## DATA LINES
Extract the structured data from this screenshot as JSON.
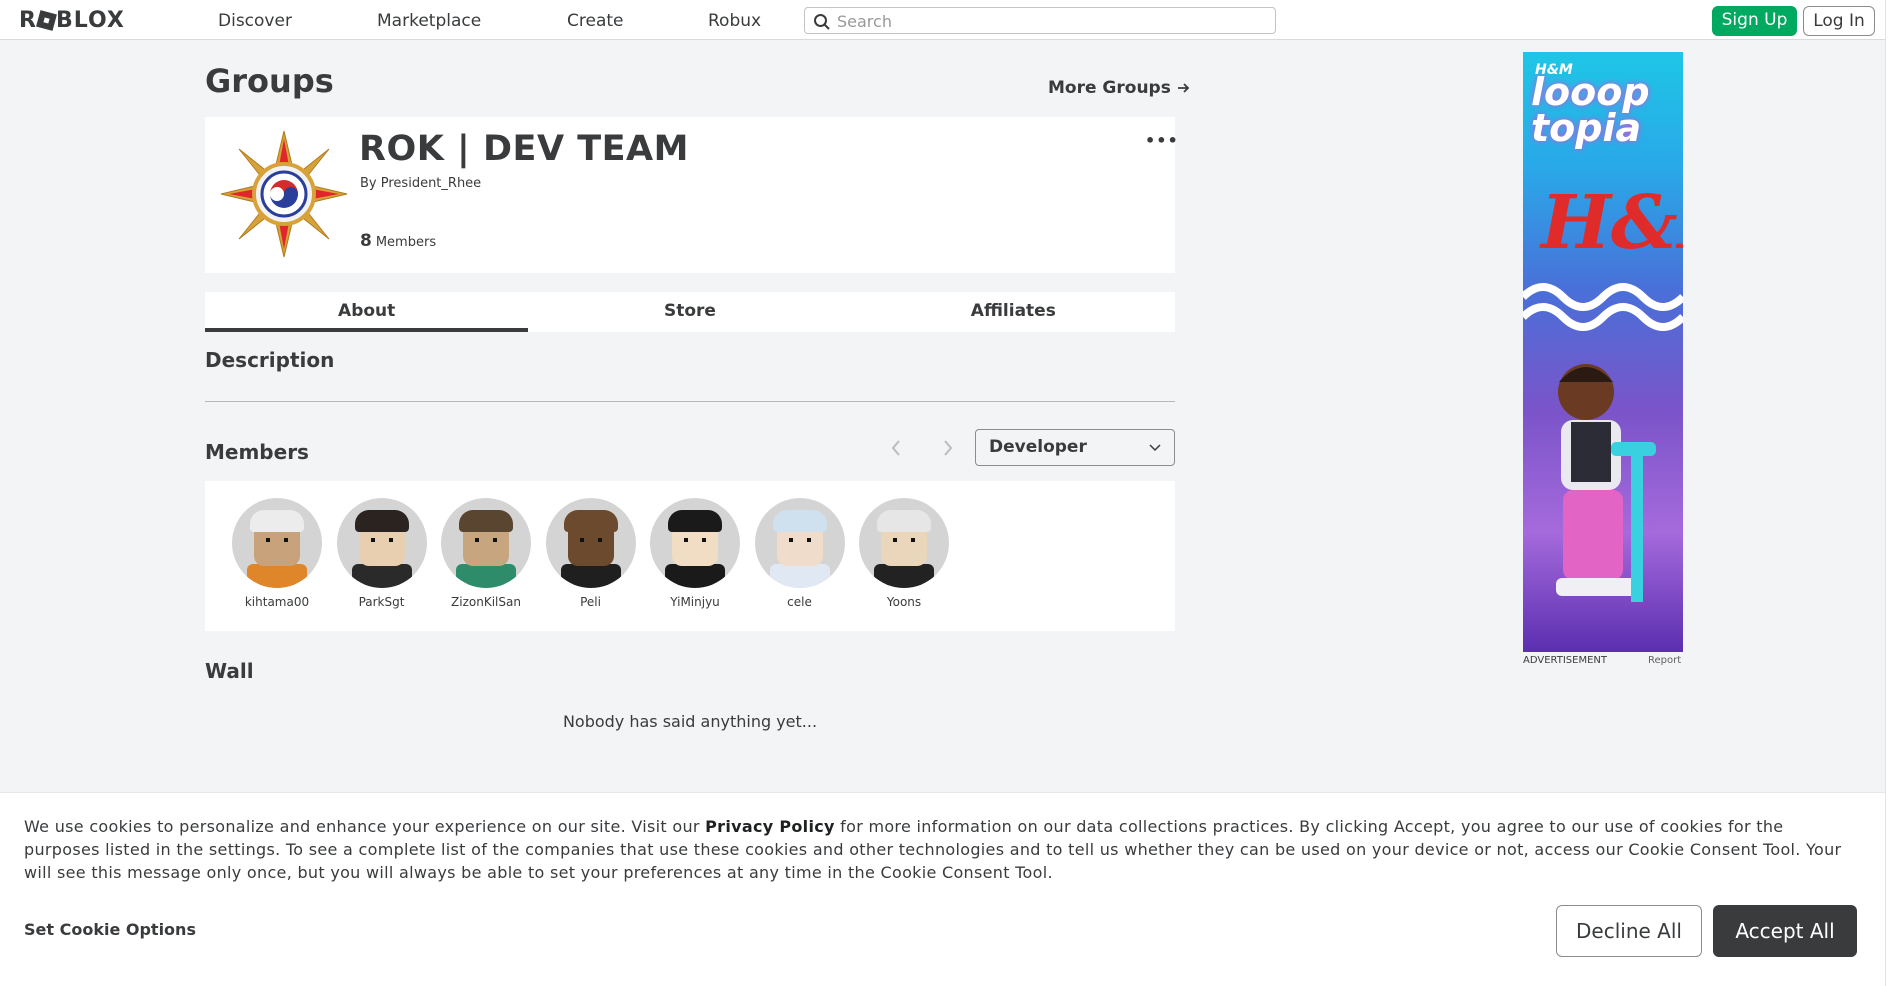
{
  "nav": {
    "logo": "ROBLOX",
    "links": [
      "Discover",
      "Marketplace",
      "Create",
      "Robux"
    ],
    "search_placeholder": "Search",
    "signup_label": "Sign Up",
    "login_label": "Log In"
  },
  "page": {
    "title": "Groups",
    "more_groups": "More Groups"
  },
  "group": {
    "name": "ROK | DEV TEAM",
    "by_label": "By",
    "owner": "President_Rhee",
    "member_count": "8",
    "members_label": "Members",
    "menu": "•••"
  },
  "tabs": [
    "About",
    "Store",
    "Affiliates"
  ],
  "sections": {
    "description": "Description",
    "members": "Members",
    "wall": "Wall",
    "wall_empty": "Nobody has said anything yet..."
  },
  "members": {
    "role_selected": "Developer",
    "list": [
      {
        "name": "kihtama00",
        "skin": "#c8a27a",
        "shirt": "#e0862a",
        "hat": "#ececec"
      },
      {
        "name": "ParkSgt",
        "skin": "#e8cfb0",
        "shirt": "#2a2a2a",
        "hat": "#2b2320"
      },
      {
        "name": "ZizonKilSan",
        "skin": "#c7a57e",
        "shirt": "#2f8c6a",
        "hat": "#5a4530"
      },
      {
        "name": "Peli",
        "skin": "#6b4a2e",
        "shirt": "#1f1f1f",
        "hat": "#6b4a2e"
      },
      {
        "name": "YiMinjyu",
        "skin": "#f1dcc4",
        "shirt": "#1a1a1a",
        "hat": "#1a1a1a"
      },
      {
        "name": "cele",
        "skin": "#f0dccb",
        "shirt": "#dfe8f3",
        "hat": "#cfe0ee"
      },
      {
        "name": "Yoons",
        "skin": "#ead6bb",
        "shirt": "#222222",
        "hat": "#e6e6e6"
      }
    ]
  },
  "ad": {
    "brand_small": "H&M",
    "headline": "looop topia",
    "brand_big": "H&M",
    "label": "ADVERTISEMENT",
    "report": "Report"
  },
  "cookie": {
    "text_before": "We use cookies to personalize and enhance your experience on our site. Visit our ",
    "privacy_link": "Privacy Policy",
    "text_after": " for more information on our data collections practices. By clicking Accept, you agree to our use of cookies for the purposes listed in the settings. To see a complete list of the companies that use these cookies and other technologies and to tell us whether they can be used on your device or not, access our Cookie Consent Tool. Your will see this message only once, but you will always be able to set your preferences at any time in the Cookie Consent Tool.",
    "options_label": "Set Cookie Options",
    "decline_label": "Decline All",
    "accept_label": "Accept All"
  },
  "colors": {
    "signup": "#00a960",
    "accept": "#393b3d",
    "background": "#f2f4f5"
  }
}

## WHAT IS REQUIRED
Find "shirt". Copy every line it occurs in.

## SOLVED PROBLEM
        "shirt": "#e0862a",
        "shirt": "#2a2a2a",
        "shirt": "#2f8c6a",
        "shirt": "#1f1f1f",
        "shirt": "#1a1a1a",
        "shirt": "#dfe8f3",
        "shirt": "#222222",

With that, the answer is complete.